### [WHAT YOU HAVE TO DO]
Look through the data below. Show each line where the string "прошедшего" occurs.

━━━━━ RECORDS FOR THE TASK

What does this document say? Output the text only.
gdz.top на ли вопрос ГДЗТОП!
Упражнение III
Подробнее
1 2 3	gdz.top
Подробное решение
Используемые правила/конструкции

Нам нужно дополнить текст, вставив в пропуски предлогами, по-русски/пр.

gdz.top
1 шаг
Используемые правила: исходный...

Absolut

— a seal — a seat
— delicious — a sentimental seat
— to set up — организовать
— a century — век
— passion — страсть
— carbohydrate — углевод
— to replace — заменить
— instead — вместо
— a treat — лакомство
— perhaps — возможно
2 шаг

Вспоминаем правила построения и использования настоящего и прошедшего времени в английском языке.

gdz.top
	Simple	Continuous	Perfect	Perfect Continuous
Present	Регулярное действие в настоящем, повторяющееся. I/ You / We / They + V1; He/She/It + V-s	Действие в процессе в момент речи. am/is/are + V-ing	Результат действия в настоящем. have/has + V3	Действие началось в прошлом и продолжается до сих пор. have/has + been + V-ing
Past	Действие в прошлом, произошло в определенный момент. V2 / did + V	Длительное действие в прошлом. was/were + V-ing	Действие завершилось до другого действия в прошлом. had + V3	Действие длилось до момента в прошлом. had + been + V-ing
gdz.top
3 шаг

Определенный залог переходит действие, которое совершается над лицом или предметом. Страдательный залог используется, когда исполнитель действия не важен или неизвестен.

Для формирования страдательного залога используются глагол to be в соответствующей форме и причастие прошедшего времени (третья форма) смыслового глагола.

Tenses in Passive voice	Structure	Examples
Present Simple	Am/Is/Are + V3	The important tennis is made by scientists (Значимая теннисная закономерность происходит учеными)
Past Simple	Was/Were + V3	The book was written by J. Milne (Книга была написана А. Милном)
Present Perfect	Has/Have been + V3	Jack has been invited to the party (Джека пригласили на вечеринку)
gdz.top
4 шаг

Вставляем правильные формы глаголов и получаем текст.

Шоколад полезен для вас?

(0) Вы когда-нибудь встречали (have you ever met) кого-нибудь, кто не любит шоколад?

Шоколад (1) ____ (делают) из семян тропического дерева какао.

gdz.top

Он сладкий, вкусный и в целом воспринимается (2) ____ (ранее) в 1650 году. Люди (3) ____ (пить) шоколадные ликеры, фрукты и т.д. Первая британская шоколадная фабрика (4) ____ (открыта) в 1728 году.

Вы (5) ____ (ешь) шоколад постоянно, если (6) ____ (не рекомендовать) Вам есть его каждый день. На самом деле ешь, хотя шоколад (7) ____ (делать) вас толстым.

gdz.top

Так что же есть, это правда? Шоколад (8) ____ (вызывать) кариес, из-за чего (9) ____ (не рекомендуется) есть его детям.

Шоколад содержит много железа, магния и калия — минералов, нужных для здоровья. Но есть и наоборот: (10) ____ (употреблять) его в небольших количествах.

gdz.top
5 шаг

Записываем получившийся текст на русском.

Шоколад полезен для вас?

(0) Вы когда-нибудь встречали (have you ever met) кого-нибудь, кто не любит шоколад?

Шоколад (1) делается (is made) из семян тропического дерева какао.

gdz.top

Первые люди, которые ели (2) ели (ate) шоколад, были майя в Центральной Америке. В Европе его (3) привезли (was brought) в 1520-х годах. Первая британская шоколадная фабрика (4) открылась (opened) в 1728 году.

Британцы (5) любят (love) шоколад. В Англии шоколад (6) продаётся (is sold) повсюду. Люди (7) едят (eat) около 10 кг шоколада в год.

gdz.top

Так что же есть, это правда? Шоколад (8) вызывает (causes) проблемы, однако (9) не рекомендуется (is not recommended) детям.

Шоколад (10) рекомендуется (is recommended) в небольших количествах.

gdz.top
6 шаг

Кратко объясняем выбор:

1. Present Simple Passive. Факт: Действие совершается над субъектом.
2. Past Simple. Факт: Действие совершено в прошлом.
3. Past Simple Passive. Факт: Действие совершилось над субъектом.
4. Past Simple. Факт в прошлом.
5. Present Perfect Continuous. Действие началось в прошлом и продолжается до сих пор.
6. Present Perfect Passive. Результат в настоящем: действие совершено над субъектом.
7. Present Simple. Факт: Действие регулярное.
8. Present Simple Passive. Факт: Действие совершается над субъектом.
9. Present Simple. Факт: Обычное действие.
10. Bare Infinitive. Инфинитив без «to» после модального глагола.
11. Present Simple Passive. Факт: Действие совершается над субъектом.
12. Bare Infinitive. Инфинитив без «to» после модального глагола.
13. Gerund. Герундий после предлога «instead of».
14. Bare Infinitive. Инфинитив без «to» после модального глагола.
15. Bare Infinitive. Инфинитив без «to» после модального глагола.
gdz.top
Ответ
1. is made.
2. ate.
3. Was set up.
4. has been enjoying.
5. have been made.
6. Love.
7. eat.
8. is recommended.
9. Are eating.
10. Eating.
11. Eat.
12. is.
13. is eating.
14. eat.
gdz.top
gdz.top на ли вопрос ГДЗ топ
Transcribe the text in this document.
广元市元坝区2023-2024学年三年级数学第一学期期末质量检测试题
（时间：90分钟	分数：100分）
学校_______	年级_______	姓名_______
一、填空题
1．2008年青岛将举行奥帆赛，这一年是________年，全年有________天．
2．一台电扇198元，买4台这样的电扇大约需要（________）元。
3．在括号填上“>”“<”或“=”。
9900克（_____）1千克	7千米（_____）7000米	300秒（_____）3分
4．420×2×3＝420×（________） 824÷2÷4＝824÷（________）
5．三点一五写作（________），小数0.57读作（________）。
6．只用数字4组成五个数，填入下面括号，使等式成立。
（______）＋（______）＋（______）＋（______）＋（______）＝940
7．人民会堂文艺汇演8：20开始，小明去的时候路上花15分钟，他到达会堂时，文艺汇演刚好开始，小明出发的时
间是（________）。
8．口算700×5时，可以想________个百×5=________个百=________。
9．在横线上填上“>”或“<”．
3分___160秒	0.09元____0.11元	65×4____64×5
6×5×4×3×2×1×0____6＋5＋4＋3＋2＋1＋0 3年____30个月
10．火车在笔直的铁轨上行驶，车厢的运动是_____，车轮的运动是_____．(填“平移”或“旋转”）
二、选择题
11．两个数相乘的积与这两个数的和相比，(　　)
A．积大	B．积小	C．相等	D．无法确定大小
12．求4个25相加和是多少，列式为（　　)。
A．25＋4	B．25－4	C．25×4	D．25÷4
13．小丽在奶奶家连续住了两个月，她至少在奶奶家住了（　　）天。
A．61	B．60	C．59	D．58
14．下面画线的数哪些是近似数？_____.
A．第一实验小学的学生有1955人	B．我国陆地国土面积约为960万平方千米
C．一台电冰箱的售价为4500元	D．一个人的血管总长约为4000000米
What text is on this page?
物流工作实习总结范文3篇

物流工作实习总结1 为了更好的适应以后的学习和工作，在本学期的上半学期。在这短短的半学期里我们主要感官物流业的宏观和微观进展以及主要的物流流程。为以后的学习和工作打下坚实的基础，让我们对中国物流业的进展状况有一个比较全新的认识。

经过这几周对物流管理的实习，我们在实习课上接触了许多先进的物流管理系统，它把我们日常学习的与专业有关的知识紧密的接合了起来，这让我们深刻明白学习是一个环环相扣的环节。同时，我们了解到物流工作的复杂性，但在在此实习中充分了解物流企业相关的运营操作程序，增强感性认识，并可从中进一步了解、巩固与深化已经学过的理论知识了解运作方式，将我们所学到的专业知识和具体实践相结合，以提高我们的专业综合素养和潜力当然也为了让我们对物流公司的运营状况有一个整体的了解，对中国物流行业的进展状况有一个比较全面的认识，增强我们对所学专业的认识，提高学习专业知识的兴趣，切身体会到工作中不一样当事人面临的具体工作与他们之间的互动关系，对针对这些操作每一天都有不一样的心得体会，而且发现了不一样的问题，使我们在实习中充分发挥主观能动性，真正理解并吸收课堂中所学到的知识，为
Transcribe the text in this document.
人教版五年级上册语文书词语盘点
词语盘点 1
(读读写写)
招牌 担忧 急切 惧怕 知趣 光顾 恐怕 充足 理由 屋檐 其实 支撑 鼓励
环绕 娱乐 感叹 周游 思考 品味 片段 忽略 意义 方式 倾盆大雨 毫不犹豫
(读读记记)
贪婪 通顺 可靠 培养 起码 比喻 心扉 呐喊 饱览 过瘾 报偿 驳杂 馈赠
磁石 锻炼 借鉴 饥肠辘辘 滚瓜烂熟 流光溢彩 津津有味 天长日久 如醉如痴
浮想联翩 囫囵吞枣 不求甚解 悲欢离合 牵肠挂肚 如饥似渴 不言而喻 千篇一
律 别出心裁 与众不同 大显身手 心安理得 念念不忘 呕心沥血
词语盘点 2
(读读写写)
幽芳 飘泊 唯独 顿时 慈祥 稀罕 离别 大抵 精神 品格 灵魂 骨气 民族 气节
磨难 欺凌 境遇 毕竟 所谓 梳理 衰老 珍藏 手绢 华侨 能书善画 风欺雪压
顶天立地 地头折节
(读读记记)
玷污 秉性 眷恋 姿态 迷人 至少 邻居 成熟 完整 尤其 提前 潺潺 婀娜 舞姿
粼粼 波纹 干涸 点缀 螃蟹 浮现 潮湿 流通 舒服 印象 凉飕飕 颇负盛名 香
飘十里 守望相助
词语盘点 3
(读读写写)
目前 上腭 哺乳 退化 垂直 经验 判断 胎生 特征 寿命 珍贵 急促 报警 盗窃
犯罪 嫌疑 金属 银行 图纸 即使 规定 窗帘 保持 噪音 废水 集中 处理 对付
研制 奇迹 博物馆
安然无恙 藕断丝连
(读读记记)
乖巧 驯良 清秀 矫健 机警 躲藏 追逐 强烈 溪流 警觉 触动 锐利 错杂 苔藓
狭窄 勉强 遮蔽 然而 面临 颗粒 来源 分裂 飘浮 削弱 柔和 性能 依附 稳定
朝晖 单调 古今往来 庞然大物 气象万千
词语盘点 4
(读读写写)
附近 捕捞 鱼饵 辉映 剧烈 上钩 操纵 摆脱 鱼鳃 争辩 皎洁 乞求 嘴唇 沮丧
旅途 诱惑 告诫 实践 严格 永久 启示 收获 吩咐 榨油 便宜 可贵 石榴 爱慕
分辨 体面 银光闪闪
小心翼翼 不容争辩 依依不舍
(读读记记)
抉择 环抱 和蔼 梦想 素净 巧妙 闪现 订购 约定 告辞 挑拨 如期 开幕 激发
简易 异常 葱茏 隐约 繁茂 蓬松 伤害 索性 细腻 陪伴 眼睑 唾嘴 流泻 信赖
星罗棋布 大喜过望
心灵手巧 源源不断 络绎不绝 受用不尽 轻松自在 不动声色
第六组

━━━━━━━━━━

### [TASK RESULT]
Вспоминаем правила построения и использования настоящего и прошедшего времени в английском языке.
Для формирования страдательного залога используются глагол to be в соответствующей форме и причастие прошедшего времени (третья форма) смыслового глагола.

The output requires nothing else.